→ **Problem description**
Without altering a word, return the records below, but exclude the pictures.

→ **Page content transcription data**

☆ ☆ ☆ ☆ ☆ ☆ ☆

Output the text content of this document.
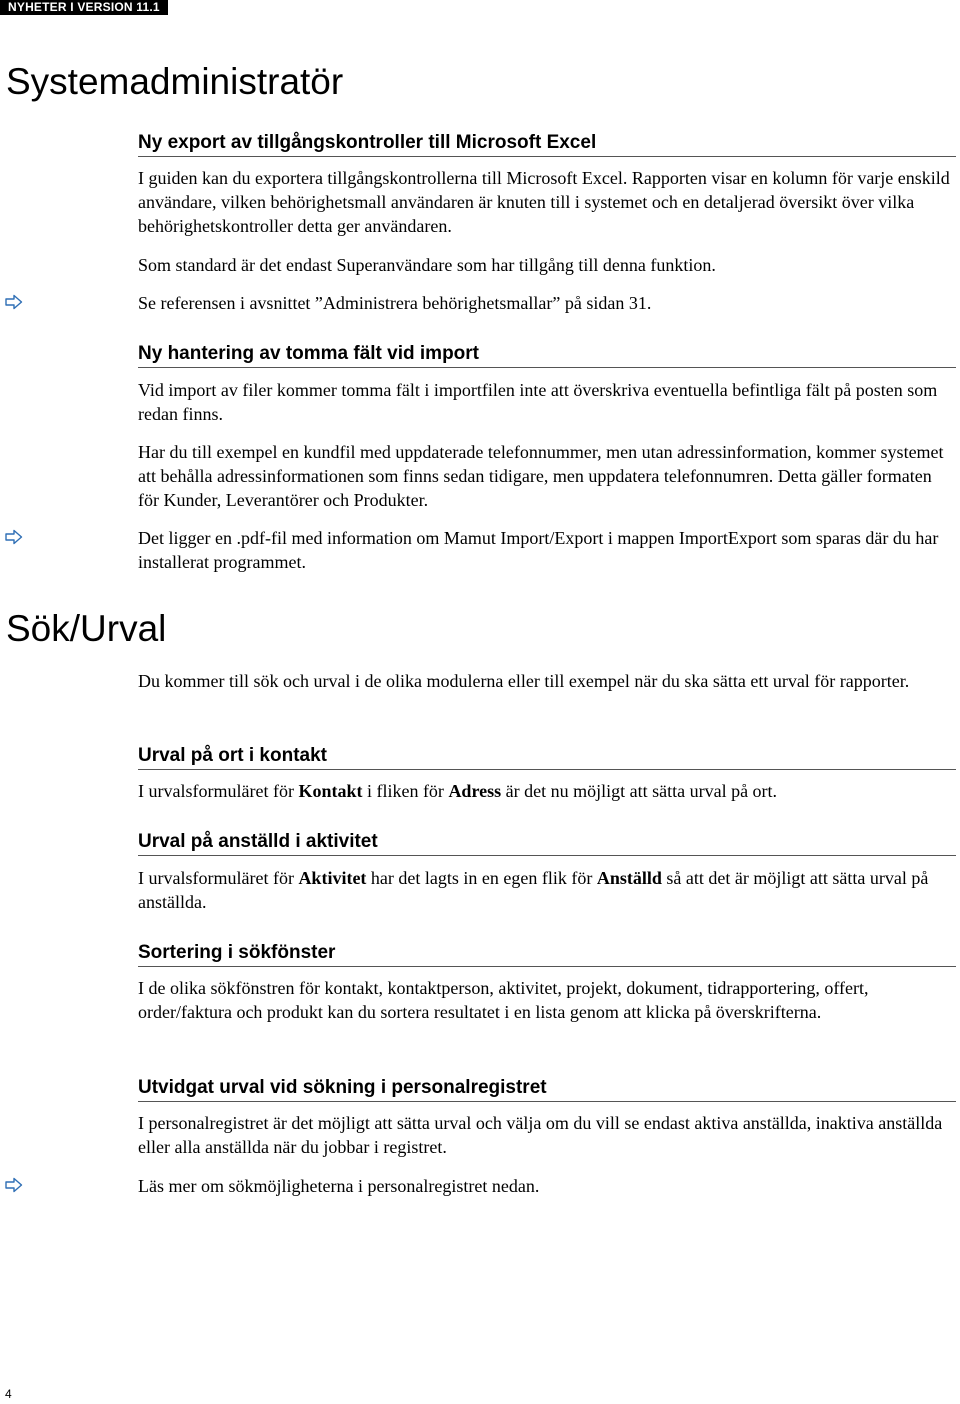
NYHETER I VERSION 11.1
Systemadministratör
Ny export av tillgångskontroller till Microsoft Excel

I guiden kan du exportera tillgångskontrollerna till Microsoft Excel. Rapporten visar en kolumn för varje enskild användare, vilken behörighetsmall användaren är knuten till i systemet och en detaljerad översikt över vilka behörighetskontroller detta ger användaren.

Som standard är det endast Superanvändare som har tillgång till denna funktion.

Se referensen i avsnittet ”Administrera behörighetsmallar” på sidan 31.

Ny hantering av tomma fält vid import

Vid import av filer kommer tomma fält i importfilen inte att överskriva eventuella befintliga fält på posten som redan finns.

Har du till exempel en kundfil med uppdaterade telefonnummer, men utan adressinformation, kommer systemet att behålla adressinformationen som finns sedan tidigare, men uppdatera telefonnumren. Detta gäller formaten för Kunder, Leverantörer och Produkter.

Det ligger en .pdf-fil med information om Mamut Import/Export i mappen ImportExport som sparas där du har installerat programmet.

Sök/Urval

Du kommer till sök och urval i de olika modulerna eller till exempel när du ska sätta ett urval för rapporter.

Urval på ort i kontakt

I urvalsformuläret för Kontakt i fliken för Adress är det nu möjligt att sätta urval på ort.

Urval på anställd i aktivitet

I urvalsformuläret för Aktivitet har det lagts in en egen flik för Anställd så att det är möjligt att sätta urval på anställda.

Sortering i sökfönster

I de olika sökfönstren för kontakt, kontaktperson, aktivitet, projekt, dokument, tidrapportering, offert, order/faktura och produkt kan du sortera resultatet i en lista genom att klicka på överskrifterna.

Utvidgat urval vid sökning i personalregistret

I personalregistret är det möjligt att sätta urval och välja om du vill se endast aktiva anställda, inaktiva anställda eller alla anställda när du jobbar i registret.

Läs mer om sökmöjligheterna i personalregistret nedan.

4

☆ ☆ ☆ ☆ ☆ ☆ ☆

→ **Exercise answer**
Output the text content of this document.
NYHETER I VERSION 11.1
Systemadministratör
Ny export av tillgångskontroller till Microsoft Excel

I guiden kan du exportera tillgångskontrollerna till Microsoft Excel. Rapporten visar en kolumn för varje enskild användare, vilken behörighetsmall användaren är knuten till i systemet och en detaljerad översikt över vilka behörighetskontroller detta ger användaren.

Som standard är det endast Superanvändare som har tillgång till denna funktion.

Se referensen i avsnittet ”Administrera behörighetsmallar” på sidan 31.

Ny hantering av tomma fält vid import

Vid import av filer kommer tomma fält i importfilen inte att överskriva eventuella befintliga fält på posten som redan finns.

Har du till exempel en kundfil med uppdaterade telefonnummer, men utan adressinformation, kommer systemet att behålla adressinformationen som finns sedan tidigare, men uppdatera telefonnumren. Detta gäller formaten för Kunder, Leverantörer och Produkter.

Det ligger en .pdf-fil med information om Mamut Import/Export i mappen ImportExport som sparas där du har installerat programmet.

Sök/Urval

Du kommer till sök och urval i de olika modulerna eller till exempel när du ska sätta ett urval för rapporter.

Urval på ort i kontakt

I urvalsformuläret för Kontakt i fliken för Adress är det nu möjligt att sätta urval på ort.

Urval på anställd i aktivitet

I urvalsformuläret för Aktivitet har det lagts in en egen flik för Anställd så att det är möjligt att sätta urval på anställda.

Sortering i sökfönster

I de olika sökfönstren för kontakt, kontaktperson, aktivitet, projekt, dokument, tidrapportering, offert, order/faktura och produkt kan du sortera resultatet i en lista genom att klicka på överskrifterna.

Utvidgat urval vid sökning i personalregistret

I personalregistret är det möjligt att sätta urval och välja om du vill se endast aktiva anställda, inaktiva anställda eller alla anställda när du jobbar i registret.

Läs mer om sökmöjligheterna i personalregistret nedan.

4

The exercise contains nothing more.